**AIM**
Write out all the lines again, precisely as they stand, but without the images.

╭──

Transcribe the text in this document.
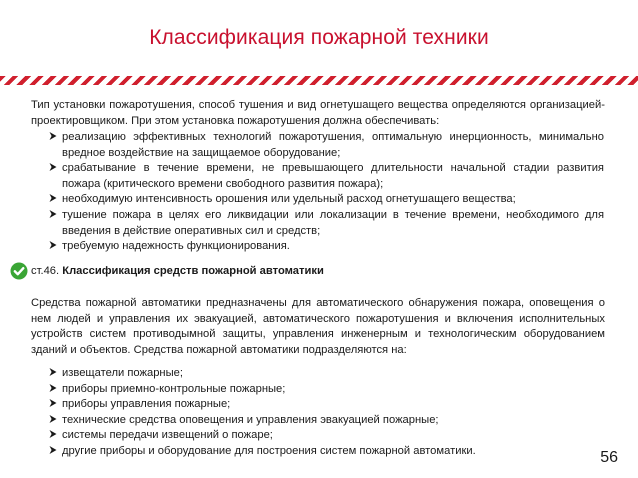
Классификация пожарной техники

Тип установки пожаротушения, способ тушения и вид огнетушащего вещества определяются организацией-проектировщиком. При этом установка пожаротушения должна обеспечивать:

реализацию эффективных технологий пожаротушения, оптимальную инерционность, минимально вредное воздействие на защищаемое оборудование;
срабатывание в течение времени, не превышающего длительности начальной стадии развития пожара (критического времени свободного развития пожара);
необходимую интенсивность орошения или удельный расход огнетушащего вещества;
тушение пожара в целях его ликвидации или локализации в течение времени, необходимого для введения в действие оперативных сил и средств;
требуемую надежность функционирования.
ст.46. Классификация средств пожарной автоматики

Средства пожарной автоматики предназначены для автоматического обнаружения пожара, оповещения о нем людей и управления их эвакуацией, автоматического пожаротушения и включения исполнительных устройств систем противодымной защиты, управления инженерным и технологическим оборудованием зданий и объектов. Средства пожарной автоматики подразделяются на:

извещатели пожарные;
приборы приемно-контрольные пожарные;
приборы управления пожарные;
технические средства оповещения и управления эвакуацией пожарные;
системы передачи извещений о пожаре;
другие приборы и оборудование для построения систем пожарной автоматики.	56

╰──

**RESULT**
Transcribe the text in this document.
Классификация пожарной техники

Тип установки пожаротушения, способ тушения и вид огнетушащего вещества определяются организацией-проектировщиком. При этом установка пожаротушения должна обеспечивать:

реализацию эффективных технологий пожаротушения, оптимальную инерционность, минимально вредное воздействие на защищаемое оборудование;
срабатывание в течение времени, не превышающего длительности начальной стадии развития пожара (критического времени свободного развития пожара);
необходимую интенсивность орошения или удельный расход огнетушащего вещества;
тушение пожара в целях его ликвидации или локализации в течение времени, необходимого для введения в действие оперативных сил и средств;
требуемую надежность функционирования.
ст.46. Классификация средств пожарной автоматики

Средства пожарной автоматики предназначены для автоматического обнаружения пожара, оповещения о нем людей и управления их эвакуацией, автоматического пожаротушения и включения исполнительных устройств систем противодымной защиты, управления инженерным и технологическим оборудованием зданий и объектов. Средства пожарной автоматики подразделяются на:

извещатели пожарные;
приборы приемно-контрольные пожарные;
приборы управления пожарные;
технические средства оповещения и управления эвакуацией пожарные;
системы передачи извещений о пожаре;
другие приборы и оборудование для построения систем пожарной автоматики.	56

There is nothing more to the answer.